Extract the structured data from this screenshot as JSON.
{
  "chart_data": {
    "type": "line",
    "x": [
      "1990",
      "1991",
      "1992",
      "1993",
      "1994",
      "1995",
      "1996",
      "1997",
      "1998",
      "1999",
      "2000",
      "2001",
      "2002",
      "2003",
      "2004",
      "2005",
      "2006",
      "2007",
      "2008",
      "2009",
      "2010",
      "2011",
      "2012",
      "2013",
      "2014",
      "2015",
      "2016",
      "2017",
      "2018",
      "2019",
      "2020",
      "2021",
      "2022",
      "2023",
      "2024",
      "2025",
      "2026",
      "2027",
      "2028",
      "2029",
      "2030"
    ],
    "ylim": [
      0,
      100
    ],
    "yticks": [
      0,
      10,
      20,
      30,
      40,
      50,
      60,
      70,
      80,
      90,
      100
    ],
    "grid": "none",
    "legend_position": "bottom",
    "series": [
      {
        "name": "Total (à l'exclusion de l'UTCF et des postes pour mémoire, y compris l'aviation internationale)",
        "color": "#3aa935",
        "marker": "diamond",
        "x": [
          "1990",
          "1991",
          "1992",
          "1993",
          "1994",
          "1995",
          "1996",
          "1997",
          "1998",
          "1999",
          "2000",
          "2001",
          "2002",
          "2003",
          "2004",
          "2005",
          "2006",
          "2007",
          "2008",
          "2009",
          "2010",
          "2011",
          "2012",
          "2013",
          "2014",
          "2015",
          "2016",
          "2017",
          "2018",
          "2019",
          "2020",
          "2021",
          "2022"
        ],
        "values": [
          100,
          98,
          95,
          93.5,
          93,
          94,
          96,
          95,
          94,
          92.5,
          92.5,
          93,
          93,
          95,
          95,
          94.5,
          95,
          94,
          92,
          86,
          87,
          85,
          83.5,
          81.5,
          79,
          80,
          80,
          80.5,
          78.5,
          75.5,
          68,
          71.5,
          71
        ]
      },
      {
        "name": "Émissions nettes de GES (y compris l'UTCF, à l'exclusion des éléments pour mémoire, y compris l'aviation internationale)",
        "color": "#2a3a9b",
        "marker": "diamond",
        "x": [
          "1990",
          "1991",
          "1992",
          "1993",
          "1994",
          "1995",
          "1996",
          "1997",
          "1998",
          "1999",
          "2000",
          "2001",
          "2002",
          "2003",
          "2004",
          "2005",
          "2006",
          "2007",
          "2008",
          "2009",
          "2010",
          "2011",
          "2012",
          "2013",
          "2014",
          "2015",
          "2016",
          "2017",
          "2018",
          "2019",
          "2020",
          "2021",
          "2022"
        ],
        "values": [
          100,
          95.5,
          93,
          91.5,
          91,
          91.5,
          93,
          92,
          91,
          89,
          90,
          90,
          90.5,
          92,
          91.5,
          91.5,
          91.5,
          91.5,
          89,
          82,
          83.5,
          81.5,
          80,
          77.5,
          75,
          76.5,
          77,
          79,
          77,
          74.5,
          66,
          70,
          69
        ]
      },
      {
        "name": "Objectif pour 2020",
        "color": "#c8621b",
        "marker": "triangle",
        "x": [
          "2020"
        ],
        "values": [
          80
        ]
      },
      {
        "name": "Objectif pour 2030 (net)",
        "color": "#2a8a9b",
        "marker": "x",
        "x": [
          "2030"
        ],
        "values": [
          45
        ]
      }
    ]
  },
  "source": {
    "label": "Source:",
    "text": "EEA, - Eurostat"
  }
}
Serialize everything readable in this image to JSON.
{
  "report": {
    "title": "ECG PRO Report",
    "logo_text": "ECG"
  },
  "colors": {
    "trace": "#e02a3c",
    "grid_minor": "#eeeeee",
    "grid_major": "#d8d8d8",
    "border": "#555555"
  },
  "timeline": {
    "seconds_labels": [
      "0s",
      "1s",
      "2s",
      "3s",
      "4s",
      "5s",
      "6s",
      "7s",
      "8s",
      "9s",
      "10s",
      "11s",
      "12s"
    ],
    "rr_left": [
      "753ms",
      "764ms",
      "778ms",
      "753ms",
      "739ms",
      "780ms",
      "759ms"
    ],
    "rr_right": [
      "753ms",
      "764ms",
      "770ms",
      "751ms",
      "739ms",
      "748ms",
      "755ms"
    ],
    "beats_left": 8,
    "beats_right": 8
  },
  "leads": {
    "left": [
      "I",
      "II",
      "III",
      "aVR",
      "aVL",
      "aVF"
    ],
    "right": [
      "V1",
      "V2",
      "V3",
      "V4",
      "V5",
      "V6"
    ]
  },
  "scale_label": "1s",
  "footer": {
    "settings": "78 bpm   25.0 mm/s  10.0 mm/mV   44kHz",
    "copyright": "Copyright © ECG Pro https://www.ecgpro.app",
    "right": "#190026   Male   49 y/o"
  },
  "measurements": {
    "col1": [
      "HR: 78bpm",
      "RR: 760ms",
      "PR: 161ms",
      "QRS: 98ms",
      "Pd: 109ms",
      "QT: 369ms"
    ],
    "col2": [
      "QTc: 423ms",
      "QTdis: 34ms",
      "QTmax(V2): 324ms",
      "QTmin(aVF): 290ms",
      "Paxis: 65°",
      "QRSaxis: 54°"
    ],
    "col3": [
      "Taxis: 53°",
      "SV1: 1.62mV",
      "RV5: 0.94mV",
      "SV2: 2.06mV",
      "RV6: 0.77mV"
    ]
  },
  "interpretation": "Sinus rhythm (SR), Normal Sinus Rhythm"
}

- INSTRUCTIONS TO FOLLOW -
Word for word, write out all of the data above.

- SOLUTION TO THE PROBLEM -
Extract the structured data from this screenshot as JSON.
{
  "chart_data": {
    "type": "line",
    "x": [
      "1990",
      "1991",
      "1992",
      "1993",
      "1994",
      "1995",
      "1996",
      "1997",
      "1998",
      "1999",
      "2000",
      "2001",
      "2002",
      "2003",
      "2004",
      "2005",
      "2006",
      "2007",
      "2008",
      "2009",
      "2010",
      "2011",
      "2012",
      "2013",
      "2014",
      "2015",
      "2016",
      "2017",
      "2018",
      "2019",
      "2020",
      "2021",
      "2022",
      "2023",
      "2024",
      "2025",
      "2026",
      "2027",
      "2028",
      "2029",
      "2030"
    ],
    "ylim": [
      0,
      100
    ],
    "yticks": [
      0,
      10,
      20,
      30,
      40,
      50,
      60,
      70,
      80,
      90,
      100
    ],
    "grid": "none",
    "legend_position": "bottom",
    "series": [
      {
        "name": "Total (à l'exclusion de l'UTCF et des postes pour mémoire, y compris l'aviation internationale)",
        "color": "#3aa935",
        "marker": "diamond",
        "x": [
          "1990",
          "1991",
          "1992",
          "1993",
          "1994",
          "1995",
          "1996",
          "1997",
          "1998",
          "1999",
          "2000",
          "2001",
          "2002",
          "2003",
          "2004",
          "2005",
          "2006",
          "2007",
          "2008",
          "2009",
          "2010",
          "2011",
          "2012",
          "2013",
          "2014",
          "2015",
          "2016",
          "2017",
          "2018",
          "2019",
          "2020",
          "2021",
          "2022"
        ],
        "values": [
          100,
          98,
          95,
          93.5,
          93,
          94,
          96,
          95,
          94,
          92.5,
          92.5,
          93,
          93,
          95,
          95,
          94.5,
          95,
          94,
          92,
          86,
          87,
          85,
          83.5,
          81.5,
          79,
          80,
          80,
          80.5,
          78.5,
          75.5,
          68,
          71.5,
          71
        ]
      },
      {
        "name": "Émissions nettes de GES (y compris l'UTCF, à l'exclusion des éléments pour mémoire, y compris l'aviation internationale)",
        "color": "#2a3a9b",
        "marker": "diamond",
        "x": [
          "1990",
          "1991",
          "1992",
          "1993",
          "1994",
          "1995",
          "1996",
          "1997",
          "1998",
          "1999",
          "2000",
          "2001",
          "2002",
          "2003",
          "2004",
          "2005",
          "2006",
          "2007",
          "2008",
          "2009",
          "2010",
          "2011",
          "2012",
          "2013",
          "2014",
          "2015",
          "2016",
          "2017",
          "2018",
          "2019",
          "2020",
          "2021",
          "2022"
        ],
        "values": [
          100,
          95.5,
          93,
          91.5,
          91,
          91.5,
          93,
          92,
          91,
          89,
          90,
          90,
          90.5,
          92,
          91.5,
          91.5,
          91.5,
          91.5,
          89,
          82,
          83.5,
          81.5,
          80,
          77.5,
          75,
          76.5,
          77,
          79,
          77,
          74.5,
          66,
          70,
          69
        ]
      },
      {
        "name": "Objectif pour 2020",
        "color": "#c8621b",
        "marker": "triangle",
        "x": [
          "2020"
        ],
        "values": [
          80
        ]
      },
      {
        "name": "Objectif pour 2030 (net)",
        "color": "#2a8a9b",
        "marker": "x",
        "x": [
          "2030"
        ],
        "values": [
          45
        ]
      }
    ]
  },
  "source": {
    "label": "Source:",
    "text": "EEA, - Eurostat"
  }
}
Serialize everything readable in this image to JSON.
{
  "report": {
    "title": "ECG PRO Report",
    "logo_text": "ECG"
  },
  "colors": {
    "trace": "#e02a3c",
    "grid_minor": "#eeeeee",
    "grid_major": "#d8d8d8",
    "border": "#555555"
  },
  "timeline": {
    "seconds_labels": [
      "0s",
      "1s",
      "2s",
      "3s",
      "4s",
      "5s",
      "6s",
      "7s",
      "8s",
      "9s",
      "10s",
      "11s",
      "12s"
    ],
    "rr_left": [
      "753ms",
      "764ms",
      "778ms",
      "753ms",
      "739ms",
      "780ms",
      "759ms"
    ],
    "rr_right": [
      "753ms",
      "764ms",
      "770ms",
      "751ms",
      "739ms",
      "748ms",
      "755ms"
    ],
    "beats_left": 8,
    "beats_right": 8
  },
  "leads": {
    "left": [
      "I",
      "II",
      "III",
      "aVR",
      "aVL",
      "aVF"
    ],
    "right": [
      "V1",
      "V2",
      "V3",
      "V4",
      "V5",
      "V6"
    ]
  },
  "scale_label": "1s",
  "footer": {
    "settings": "78 bpm   25.0 mm/s  10.0 mm/mV   44kHz",
    "copyright": "Copyright © ECG Pro https://www.ecgpro.app",
    "right": "#190026   Male   49 y/o"
  },
  "measurements": {
    "col1": [
      "HR: 78bpm",
      "RR: 760ms",
      "PR: 161ms",
      "QRS: 98ms",
      "Pd: 109ms",
      "QT: 369ms"
    ],
    "col2": [
      "QTc: 423ms",
      "QTdis: 34ms",
      "QTmax(V2): 324ms",
      "QTmin(aVF): 290ms",
      "Paxis: 65°",
      "QRSaxis: 54°"
    ],
    "col3": [
      "Taxis: 53°",
      "SV1: 1.62mV",
      "RV5: 0.94mV",
      "SV2: 2.06mV",
      "RV6: 0.77mV"
    ]
  },
  "interpretation": "Sinus rhythm (SR), Normal Sinus Rhythm"
}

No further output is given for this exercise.